== Exercise details ==
Look through the records below, and copy out every line that holds the string "考核方式".

== Extracted information ==
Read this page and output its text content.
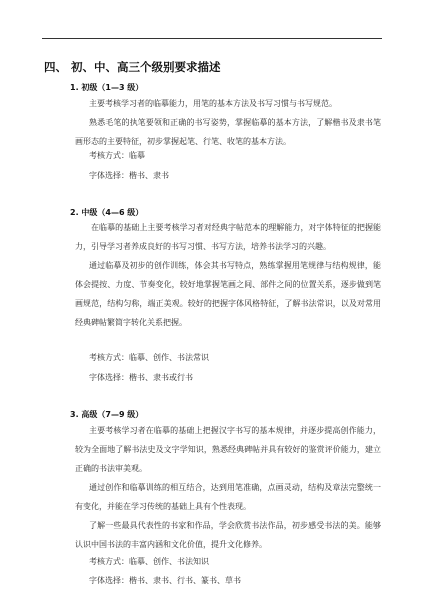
四、 初、中、高三个级别要求描述
1. 初级（1—3 级）
主要考核学习者的临摹能力，用笔的基本方法及书写习惯与书写规范。
熟悉毛笔的执笔要领和正确的书写姿势，掌握临摹的基本方法，了解楷书及隶书笔画形态的主要特征，初步掌握起笔、行笔、收笔的基本方法。
考核方式：临摹
字体选择：楷书、隶书
2. 中级（4—6 级）
在临摹的基础上主要考核学习者对经典字帖范本的理解能力，对字体特征的把握能力，引导学习者养成良好的书写习惯、书写方法，培养书法学习的兴趣。
通过临摹及初步的创作训练，体会其书写特点，熟练掌握用笔规律与结构规律，能体会提按、力度、节奏变化，较好地掌握笔画之间、部件之间的位置关系，逐步做到笔画规范，结构匀称，端正美观。较好的把握字体风格特征，了解书法常识，以及对常用经典碑帖繁简字转化关系把握。
考核方式：临摹、创作、书法常识
字体选择：楷书、隶书或行书
3. 高级（7—9 级）
主要考核学习者在临摹的基础上把握汉字书写的基本规律，并逐步提高创作能力，较为全面地了解书法史及文字学知识，熟悉经典碑帖并具有较好的鉴赏评价能力，建立正确的书法审美观。
通过创作和临摹训练的相互结合，达到用笔准确，点画灵动，结构及章法完整统一有变化，并能在学习传统的基础上具有个性表现。
了解一些最具代表性的书家和作品，学会欣赏书法作品，初步感受书法的美。能够认识中国书法的丰富内涵和文化价值，提升文化修养。
考核方式：临摹、创作、书法知识
字体选择：楷书、隶书、行书、篆书、草书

== Answer to the problem ==
考核方式：临摹
考核方式：临摹、创作、书法常识
考核方式：临摹、创作、书法知识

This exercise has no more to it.